### Given data:
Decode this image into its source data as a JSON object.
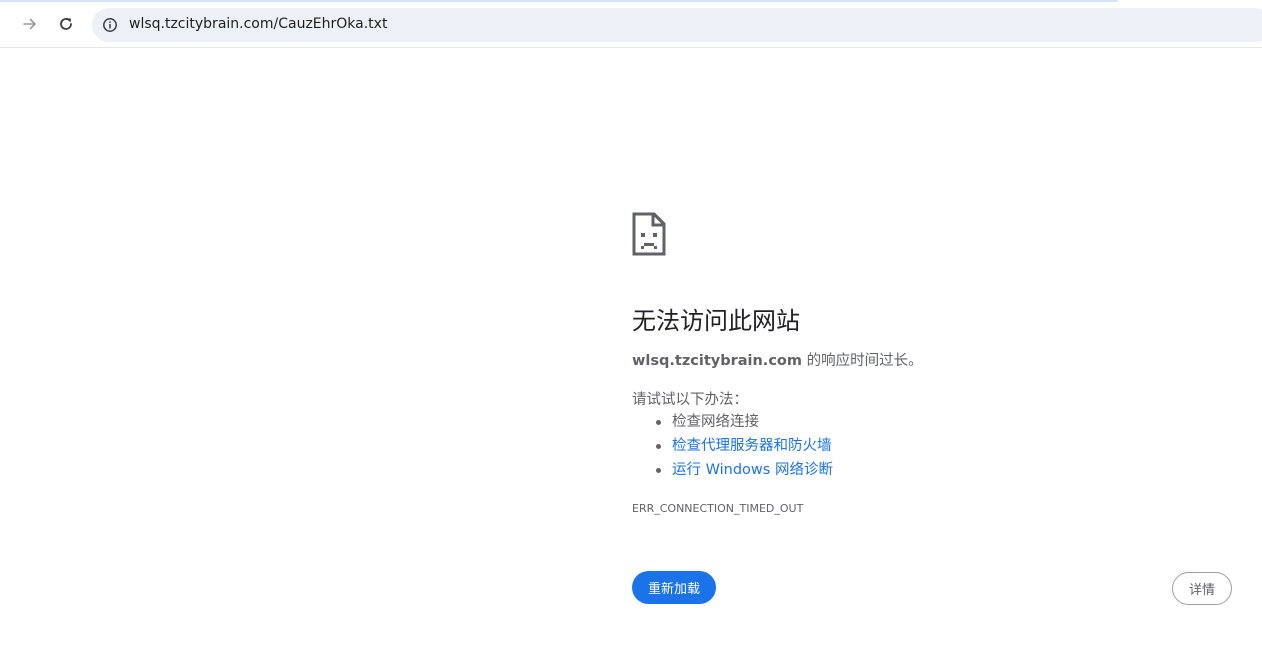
{
  "browser": {
    "url": "wlsq.tzcitybrain.com/CauzEhrOka.txt",
    "icons": {
      "forward": "arrow-right-icon",
      "reload": "reload-icon",
      "site_info": "info-icon"
    }
  },
  "error_page": {
    "heading": "无法访问此网站",
    "host": "wlsq.tzcitybrain.com",
    "summary_suffix": " 的响应时间过长。",
    "try_label": "请试试以下办法：",
    "suggestions": [
      {
        "label": "检查网络连接",
        "link": false
      },
      {
        "label": "检查代理服务器和防火墙",
        "link": true
      },
      {
        "label": "运行 Windows 网络诊断",
        "link": true
      }
    ],
    "error_code": "ERR_CONNECTION_TIMED_OUT",
    "reload_label": "重新加载",
    "details_label": "详情",
    "icon": "sad-page-icon"
  },
  "colors": {
    "accent": "#1a73e8",
    "omnibox_bg": "#edf0f7",
    "text_secondary": "#5f6368"
  }
}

### Exercise:
Go through the listing above and quote it exactly, apart from its images.

### Complete response:
Decode this image into its source data as a JSON object.
{
  "browser": {
    "url": "wlsq.tzcitybrain.com/CauzEhrOka.txt",
    "icons": {
      "forward": "arrow-right-icon",
      "reload": "reload-icon",
      "site_info": "info-icon"
    }
  },
  "error_page": {
    "heading": "无法访问此网站",
    "host": "wlsq.tzcitybrain.com",
    "summary_suffix": " 的响应时间过长。",
    "try_label": "请试试以下办法：",
    "suggestions": [
      {
        "label": "检查网络连接",
        "link": false
      },
      {
        "label": "检查代理服务器和防火墙",
        "link": true
      },
      {
        "label": "运行 Windows 网络诊断",
        "link": true
      }
    ],
    "error_code": "ERR_CONNECTION_TIMED_OUT",
    "reload_label": "重新加载",
    "details_label": "详情",
    "icon": "sad-page-icon"
  },
  "colors": {
    "accent": "#1a73e8",
    "omnibox_bg": "#edf0f7",
    "text_secondary": "#5f6368"
  }
}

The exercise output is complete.